> [TEXT PASSAGE]
The distinction between the individual wave-velocity and a wave-group velocity, to which, as stated in the text, attention was first called by Sir G. G. Stokes in an Examination question set at Cambridge in 1876, is closely connected with the phenomena of beats in music.

If two infinitely long sets of deep-sea waves, having slightly different wave-lengths, and therefore slightly different velocities, are superimposed, we obtain a resultant wave-train which exhibits a variation in wave-amplitude along its course periodically. If we were to look along the train, we should see the wave-amplitude at intervals waxing to a maximum and then waning again to nothing. These points of maximum amplitude regularly arranged in space constitute, as it were, waves on waves. They are spaced at equal distances, and separated by intervals of more or less waveless or smooth water. These maximum points move forward with a uniform velocity, which we may call the velocity of the wave-train, and the distance between maximum and maximum surface-disturbances may be called the wave-train length.

[Raw records]

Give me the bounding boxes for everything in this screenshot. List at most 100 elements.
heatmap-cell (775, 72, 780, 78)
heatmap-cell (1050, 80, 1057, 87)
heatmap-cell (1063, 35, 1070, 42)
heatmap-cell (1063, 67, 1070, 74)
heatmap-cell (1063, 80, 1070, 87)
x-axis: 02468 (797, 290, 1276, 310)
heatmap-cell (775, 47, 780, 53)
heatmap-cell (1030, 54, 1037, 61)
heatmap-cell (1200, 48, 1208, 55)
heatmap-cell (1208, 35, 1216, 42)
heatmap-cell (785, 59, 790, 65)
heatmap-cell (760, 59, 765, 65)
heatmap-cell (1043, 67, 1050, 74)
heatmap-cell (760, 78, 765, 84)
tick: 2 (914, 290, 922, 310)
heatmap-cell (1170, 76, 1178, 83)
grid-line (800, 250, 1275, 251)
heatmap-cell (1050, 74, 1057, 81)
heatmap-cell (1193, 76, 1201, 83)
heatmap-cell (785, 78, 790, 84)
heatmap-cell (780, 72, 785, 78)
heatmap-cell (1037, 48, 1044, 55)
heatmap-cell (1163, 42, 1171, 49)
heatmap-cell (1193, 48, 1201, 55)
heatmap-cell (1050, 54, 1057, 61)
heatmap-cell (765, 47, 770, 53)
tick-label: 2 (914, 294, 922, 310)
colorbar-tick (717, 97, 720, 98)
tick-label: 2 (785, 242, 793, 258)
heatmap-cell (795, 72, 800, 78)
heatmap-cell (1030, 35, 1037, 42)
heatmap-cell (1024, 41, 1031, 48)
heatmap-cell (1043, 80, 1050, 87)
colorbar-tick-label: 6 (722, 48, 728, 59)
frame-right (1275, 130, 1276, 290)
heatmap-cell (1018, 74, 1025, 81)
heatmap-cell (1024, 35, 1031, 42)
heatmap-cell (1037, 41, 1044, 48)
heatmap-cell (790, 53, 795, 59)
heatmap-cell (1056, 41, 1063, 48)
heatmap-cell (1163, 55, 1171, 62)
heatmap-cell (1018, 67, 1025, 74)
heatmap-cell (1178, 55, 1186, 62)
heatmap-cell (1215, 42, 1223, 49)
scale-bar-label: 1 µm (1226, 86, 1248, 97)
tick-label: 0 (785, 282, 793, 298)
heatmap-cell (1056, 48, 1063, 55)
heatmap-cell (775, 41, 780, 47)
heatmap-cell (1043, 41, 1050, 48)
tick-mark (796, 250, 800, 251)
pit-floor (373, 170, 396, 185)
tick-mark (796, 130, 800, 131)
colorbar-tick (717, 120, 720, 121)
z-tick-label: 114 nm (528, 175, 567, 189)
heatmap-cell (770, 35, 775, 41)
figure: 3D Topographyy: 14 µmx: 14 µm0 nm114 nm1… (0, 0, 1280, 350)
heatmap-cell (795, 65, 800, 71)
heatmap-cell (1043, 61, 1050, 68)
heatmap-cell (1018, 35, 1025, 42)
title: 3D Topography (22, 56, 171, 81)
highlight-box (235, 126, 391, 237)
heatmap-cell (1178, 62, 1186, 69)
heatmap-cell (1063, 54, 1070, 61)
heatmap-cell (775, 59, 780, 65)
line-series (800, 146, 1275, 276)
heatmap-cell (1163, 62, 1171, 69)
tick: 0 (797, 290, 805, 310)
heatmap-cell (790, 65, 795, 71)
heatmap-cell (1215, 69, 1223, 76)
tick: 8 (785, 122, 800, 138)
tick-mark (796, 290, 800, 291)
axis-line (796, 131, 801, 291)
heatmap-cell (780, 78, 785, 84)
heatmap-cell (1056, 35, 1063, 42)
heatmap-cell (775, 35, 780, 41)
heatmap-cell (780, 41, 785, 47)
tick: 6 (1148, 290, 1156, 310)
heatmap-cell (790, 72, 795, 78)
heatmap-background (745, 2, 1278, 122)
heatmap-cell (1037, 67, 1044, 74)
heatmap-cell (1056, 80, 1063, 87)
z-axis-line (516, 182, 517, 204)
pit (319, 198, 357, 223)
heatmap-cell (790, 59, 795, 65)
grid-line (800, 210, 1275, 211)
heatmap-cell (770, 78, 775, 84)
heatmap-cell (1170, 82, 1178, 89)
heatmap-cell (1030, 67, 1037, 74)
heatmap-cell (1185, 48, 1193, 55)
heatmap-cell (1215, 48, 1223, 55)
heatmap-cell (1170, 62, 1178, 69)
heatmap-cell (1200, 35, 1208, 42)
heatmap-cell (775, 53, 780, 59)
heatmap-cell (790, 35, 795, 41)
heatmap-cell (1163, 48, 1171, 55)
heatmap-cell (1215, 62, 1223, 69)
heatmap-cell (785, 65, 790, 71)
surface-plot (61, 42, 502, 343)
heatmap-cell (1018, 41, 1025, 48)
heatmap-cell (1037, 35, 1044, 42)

> [WHAT TO WORK ON] Continue the passage on wave-group velocity and beats, starting after its final sentence. The records are independent material, distinct from the passage on wave-group velocity.

> [REPLY TO THE TASK]
Let v and v′ be the velocities, and n and n′ the frequencies, of the two constituent wave-motions. Let λ and λ′ be the corresponding wave-lengths. Let V be the wave-train velocity, N the wave-train frequency, and L the wave-train length. Then N is the number of times per second which a place of maximum wave-amplitude passes a given fixed point.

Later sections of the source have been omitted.